**What is asked:** From the entries below, please gather each line containing the string "종합병원".

(Records about charts and figures)

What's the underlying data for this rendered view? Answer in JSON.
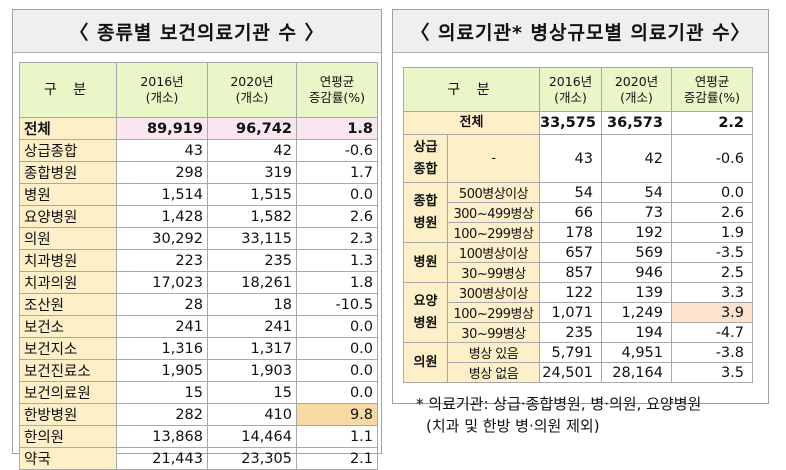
{
  "left_panel": {
    "title": "〈 종류별 보건의료기관 수 〉",
    "headers": {
      "category": "구 분",
      "y2016": [
        "2016년",
        "(개소)"
      ],
      "y2020": [
        "2020년",
        "(개소)"
      ],
      "rate": [
        "연평균",
        "증감률(%)"
      ]
    },
    "rows": [
      {
        "label": "전체",
        "y2016": "89,919",
        "y2020": "96,742",
        "rate": "1.8",
        "total": true
      },
      {
        "label": "상급종합",
        "y2016": "43",
        "y2020": "42",
        "rate": "-0.6"
      },
      {
        "label": "종합병원",
        "y2016": "298",
        "y2020": "319",
        "rate": "1.7"
      },
      {
        "label": "병원",
        "y2016": "1,514",
        "y2020": "1,515",
        "rate": "0.0"
      },
      {
        "label": "요양병원",
        "y2016": "1,428",
        "y2020": "1,582",
        "rate": "2.6"
      },
      {
        "label": "의원",
        "y2016": "30,292",
        "y2020": "33,115",
        "rate": "2.3"
      },
      {
        "label": "치과병원",
        "y2016": "223",
        "y2020": "235",
        "rate": "1.3"
      },
      {
        "label": "치과의원",
        "y2016": "17,023",
        "y2020": "18,261",
        "rate": "1.8"
      },
      {
        "label": "조산원",
        "y2016": "28",
        "y2020": "18",
        "rate": "-10.5"
      },
      {
        "label": "보건소",
        "y2016": "241",
        "y2020": "241",
        "rate": "0.0"
      },
      {
        "label": "보건지소",
        "y2016": "1,316",
        "y2020": "1,317",
        "rate": "0.0"
      },
      {
        "label": "보건진료소",
        "y2016": "1,905",
        "y2020": "1,903",
        "rate": "0.0"
      },
      {
        "label": "보건의료원",
        "y2016": "15",
        "y2020": "15",
        "rate": "0.0"
      },
      {
        "label": "한방병원",
        "y2016": "282",
        "y2020": "410",
        "rate": "9.8",
        "highlight": true
      },
      {
        "label": "한의원",
        "y2016": "13,868",
        "y2020": "14,464",
        "rate": "1.1"
      },
      {
        "label": "약국",
        "y2016": "21,443",
        "y2020": "23,305",
        "rate": "2.1"
      }
    ]
  },
  "right_panel": {
    "title": "〈 의료기관* 병상규모별 의료기관 수〉",
    "headers": {
      "category": "구 분",
      "y2016": [
        "2016년",
        "(개소)"
      ],
      "y2020": [
        "2020년",
        "(개소)"
      ],
      "rate": [
        "연평균",
        "증감률(%)"
      ]
    },
    "total": {
      "label": "전체",
      "y2016": "33,575",
      "y2020": "36,573",
      "rate": "2.2"
    },
    "groups": [
      {
        "label": "상급\n종합",
        "rows": [
          {
            "sub": "-",
            "y2016": "43",
            "y2020": "42",
            "rate": "-0.6"
          }
        ]
      },
      {
        "label": "종합\n병원",
        "rows": [
          {
            "sub": "500병상이상",
            "y2016": "54",
            "y2020": "54",
            "rate": "0.0"
          },
          {
            "sub": "300~499병상",
            "y2016": "66",
            "y2020": "73",
            "rate": "2.6"
          },
          {
            "sub": "100~299병상",
            "y2016": "178",
            "y2020": "192",
            "rate": "1.9"
          }
        ]
      },
      {
        "label": "병원",
        "rows": [
          {
            "sub": "100병상이상",
            "y2016": "657",
            "y2020": "569",
            "rate": "-3.5"
          },
          {
            "sub": "30~99병상",
            "y2016": "857",
            "y2020": "946",
            "rate": "2.5"
          }
        ]
      },
      {
        "label": "요양\n병원",
        "rows": [
          {
            "sub": "300병상이상",
            "y2016": "122",
            "y2020": "139",
            "rate": "3.3"
          },
          {
            "sub": "100~299병상",
            "y2016": "1,071",
            "y2020": "1,249",
            "rate": "3.9",
            "highlight": true
          },
          {
            "sub": "30~99병상",
            "y2016": "235",
            "y2020": "194",
            "rate": "-4.7"
          }
        ]
      },
      {
        "label": "의원",
        "rows": [
          {
            "sub": "병상 있음",
            "y2016": "5,791",
            "y2020": "4,951",
            "rate": "-3.8"
          },
          {
            "sub": "병상 없음",
            "y2016": "24,501",
            "y2020": "28,164",
            "rate": "3.5"
          }
        ]
      }
    ],
    "footnote": {
      "line1": "* 의료기관: 상급·종합병원, 병·의원, 요양병원",
      "line2": "(치과 및 한방 병·의원 제외)"
    }
  },
  "colors": {
    "header_bg": "#e9f6c8",
    "label_bg": "#fdefc8",
    "total_row_bg": "#f9e6f0",
    "highlight_left": "#f8d9a3",
    "highlight_right": "#fbe3cf",
    "title_bg": "#efefef"
  }
}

**Solved problem:**
        "label": "종합병원",
      "line1": "* 의료기관: 상급·종합병원, 병·의원, 요양병원",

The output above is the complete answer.